=== Instructions for the task ===
Produce an exact copy of all the records.

⟨

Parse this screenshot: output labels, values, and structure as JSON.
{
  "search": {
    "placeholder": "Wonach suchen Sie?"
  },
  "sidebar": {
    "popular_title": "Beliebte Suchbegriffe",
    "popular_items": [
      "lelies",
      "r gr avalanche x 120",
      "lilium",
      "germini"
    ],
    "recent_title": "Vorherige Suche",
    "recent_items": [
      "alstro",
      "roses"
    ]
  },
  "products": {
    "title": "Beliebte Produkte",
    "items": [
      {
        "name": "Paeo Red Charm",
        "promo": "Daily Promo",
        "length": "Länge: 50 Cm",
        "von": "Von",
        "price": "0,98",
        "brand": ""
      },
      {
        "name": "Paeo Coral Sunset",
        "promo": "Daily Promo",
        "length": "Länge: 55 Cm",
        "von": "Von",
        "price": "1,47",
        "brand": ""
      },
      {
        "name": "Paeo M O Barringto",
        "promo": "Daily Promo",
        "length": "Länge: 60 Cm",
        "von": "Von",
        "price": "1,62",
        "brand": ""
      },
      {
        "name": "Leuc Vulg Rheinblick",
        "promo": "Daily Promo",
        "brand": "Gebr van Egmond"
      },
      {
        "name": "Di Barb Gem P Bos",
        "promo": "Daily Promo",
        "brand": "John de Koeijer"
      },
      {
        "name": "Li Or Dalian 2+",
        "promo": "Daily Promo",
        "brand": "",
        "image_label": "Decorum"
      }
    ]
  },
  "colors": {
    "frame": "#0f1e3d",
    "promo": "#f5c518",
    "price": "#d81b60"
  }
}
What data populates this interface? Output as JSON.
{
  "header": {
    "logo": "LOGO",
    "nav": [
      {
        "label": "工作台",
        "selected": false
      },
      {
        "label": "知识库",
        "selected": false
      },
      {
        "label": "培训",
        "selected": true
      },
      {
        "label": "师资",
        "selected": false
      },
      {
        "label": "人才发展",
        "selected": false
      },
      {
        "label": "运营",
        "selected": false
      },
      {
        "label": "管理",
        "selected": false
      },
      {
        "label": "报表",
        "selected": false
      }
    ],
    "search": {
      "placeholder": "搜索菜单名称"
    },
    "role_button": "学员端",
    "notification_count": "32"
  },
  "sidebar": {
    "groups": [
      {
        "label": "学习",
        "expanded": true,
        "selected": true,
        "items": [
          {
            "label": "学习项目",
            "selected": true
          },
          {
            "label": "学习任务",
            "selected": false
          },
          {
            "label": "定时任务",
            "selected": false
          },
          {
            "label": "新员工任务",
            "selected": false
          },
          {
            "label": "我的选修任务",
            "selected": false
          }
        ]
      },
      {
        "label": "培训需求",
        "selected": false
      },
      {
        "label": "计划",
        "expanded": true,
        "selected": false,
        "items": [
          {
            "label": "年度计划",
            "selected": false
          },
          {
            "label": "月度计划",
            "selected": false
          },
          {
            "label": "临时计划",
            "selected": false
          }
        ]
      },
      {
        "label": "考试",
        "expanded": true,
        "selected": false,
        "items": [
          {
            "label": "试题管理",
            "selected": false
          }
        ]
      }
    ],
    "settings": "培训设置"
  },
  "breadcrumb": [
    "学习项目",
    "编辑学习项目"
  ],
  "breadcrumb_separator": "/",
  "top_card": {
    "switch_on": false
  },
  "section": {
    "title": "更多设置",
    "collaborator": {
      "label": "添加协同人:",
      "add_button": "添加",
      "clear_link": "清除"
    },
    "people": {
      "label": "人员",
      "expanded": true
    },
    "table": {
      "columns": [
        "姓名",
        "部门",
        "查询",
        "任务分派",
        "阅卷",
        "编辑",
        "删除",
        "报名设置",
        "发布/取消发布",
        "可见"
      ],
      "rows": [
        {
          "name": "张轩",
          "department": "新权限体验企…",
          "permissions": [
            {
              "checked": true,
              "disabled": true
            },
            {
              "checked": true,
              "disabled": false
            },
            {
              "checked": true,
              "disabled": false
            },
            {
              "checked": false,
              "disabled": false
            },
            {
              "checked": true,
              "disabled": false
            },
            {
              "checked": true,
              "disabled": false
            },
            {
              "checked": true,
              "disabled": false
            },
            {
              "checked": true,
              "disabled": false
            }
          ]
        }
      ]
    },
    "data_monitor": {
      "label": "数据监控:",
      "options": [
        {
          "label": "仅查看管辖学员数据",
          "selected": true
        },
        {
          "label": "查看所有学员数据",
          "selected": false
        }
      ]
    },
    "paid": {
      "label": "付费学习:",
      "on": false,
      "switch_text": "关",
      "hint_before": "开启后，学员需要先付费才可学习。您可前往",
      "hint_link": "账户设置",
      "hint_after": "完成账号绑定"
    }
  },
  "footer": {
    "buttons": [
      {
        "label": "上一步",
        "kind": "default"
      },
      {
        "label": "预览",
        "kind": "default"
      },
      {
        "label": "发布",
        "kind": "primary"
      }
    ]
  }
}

⟩

=== Task answer ===
Parse this screenshot: output labels, values, and structure as JSON.
{
  "search": {
    "placeholder": "Wonach suchen Sie?"
  },
  "sidebar": {
    "popular_title": "Beliebte Suchbegriffe",
    "popular_items": [
      "lelies",
      "r gr avalanche x 120",
      "lilium",
      "germini"
    ],
    "recent_title": "Vorherige Suche",
    "recent_items": [
      "alstro",
      "roses"
    ]
  },
  "products": {
    "title": "Beliebte Produkte",
    "items": [
      {
        "name": "Paeo Red Charm",
        "promo": "Daily Promo",
        "length": "Länge: 50 Cm",
        "von": "Von",
        "price": "0,98",
        "brand": ""
      },
      {
        "name": "Paeo Coral Sunset",
        "promo": "Daily Promo",
        "length": "Länge: 55 Cm",
        "von": "Von",
        "price": "1,47",
        "brand": ""
      },
      {
        "name": "Paeo M O Barringto",
        "promo": "Daily Promo",
        "length": "Länge: 60 Cm",
        "von": "Von",
        "price": "1,62",
        "brand": ""
      },
      {
        "name": "Leuc Vulg Rheinblick",
        "promo": "Daily Promo",
        "brand": "Gebr van Egmond"
      },
      {
        "name": "Di Barb Gem P Bos",
        "promo": "Daily Promo",
        "brand": "John de Koeijer"
      },
      {
        "name": "Li Or Dalian 2+",
        "promo": "Daily Promo",
        "brand": "",
        "image_label": "Decorum"
      }
    ]
  },
  "colors": {
    "frame": "#0f1e3d",
    "promo": "#f5c518",
    "price": "#d81b60"
  }
}
What data populates this interface? Output as JSON.
{
  "header": {
    "logo": "LOGO",
    "nav": [
      {
        "label": "工作台",
        "selected": false
      },
      {
        "label": "知识库",
        "selected": false
      },
      {
        "label": "培训",
        "selected": true
      },
      {
        "label": "师资",
        "selected": false
      },
      {
        "label": "人才发展",
        "selected": false
      },
      {
        "label": "运营",
        "selected": false
      },
      {
        "label": "管理",
        "selected": false
      },
      {
        "label": "报表",
        "selected": false
      }
    ],
    "search": {
      "placeholder": "搜索菜单名称"
    },
    "role_button": "学员端",
    "notification_count": "32"
  },
  "sidebar": {
    "groups": [
      {
        "label": "学习",
        "expanded": true,
        "selected": true,
        "items": [
          {
            "label": "学习项目",
            "selected": true
          },
          {
            "label": "学习任务",
            "selected": false
          },
          {
            "label": "定时任务",
            "selected": false
          },
          {
            "label": "新员工任务",
            "selected": false
          },
          {
            "label": "我的选修任务",
            "selected": false
          }
        ]
      },
      {
        "label": "培训需求",
        "selected": false
      },
      {
        "label": "计划",
        "expanded": true,
        "selected": false,
        "items": [
          {
            "label": "年度计划",
            "selected": false
          },
          {
            "label": "月度计划",
            "selected": false
          },
          {
            "label": "临时计划",
            "selected": false
          }
        ]
      },
      {
        "label": "考试",
        "expanded": true,
        "selected": false,
        "items": [
          {
            "label": "试题管理",
            "selected": false
          }
        ]
      }
    ],
    "settings": "培训设置"
  },
  "breadcrumb": [
    "学习项目",
    "编辑学习项目"
  ],
  "breadcrumb_separator": "/",
  "top_card": {
    "switch_on": false
  },
  "section": {
    "title": "更多设置",
    "collaborator": {
      "label": "添加协同人:",
      "add_button": "添加",
      "clear_link": "清除"
    },
    "people": {
      "label": "人员",
      "expanded": true
    },
    "table": {
      "columns": [
        "姓名",
        "部门",
        "查询",
        "任务分派",
        "阅卷",
        "编辑",
        "删除",
        "报名设置",
        "发布/取消发布",
        "可见"
      ],
      "rows": [
        {
          "name": "张轩",
          "department": "新权限体验企…",
          "permissions": [
            {
              "checked": true,
              "disabled": true
            },
            {
              "checked": true,
              "disabled": false
            },
            {
              "checked": true,
              "disabled": false
            },
            {
              "checked": false,
              "disabled": false
            },
            {
              "checked": true,
              "disabled": false
            },
            {
              "checked": true,
              "disabled": false
            },
            {
              "checked": true,
              "disabled": false
            },
            {
              "checked": true,
              "disabled": false
            }
          ]
        }
      ]
    },
    "data_monitor": {
      "label": "数据监控:",
      "options": [
        {
          "label": "仅查看管辖学员数据",
          "selected": true
        },
        {
          "label": "查看所有学员数据",
          "selected": false
        }
      ]
    },
    "paid": {
      "label": "付费学习:",
      "on": false,
      "switch_text": "关",
      "hint_before": "开启后，学员需要先付费才可学习。您可前往",
      "hint_link": "账户设置",
      "hint_after": "完成账号绑定"
    }
  },
  "footer": {
    "buttons": [
      {
        "label": "上一步",
        "kind": "default"
      },
      {
        "label": "预览",
        "kind": "default"
      },
      {
        "label": "发布",
        "kind": "primary"
      }
    ]
  }
}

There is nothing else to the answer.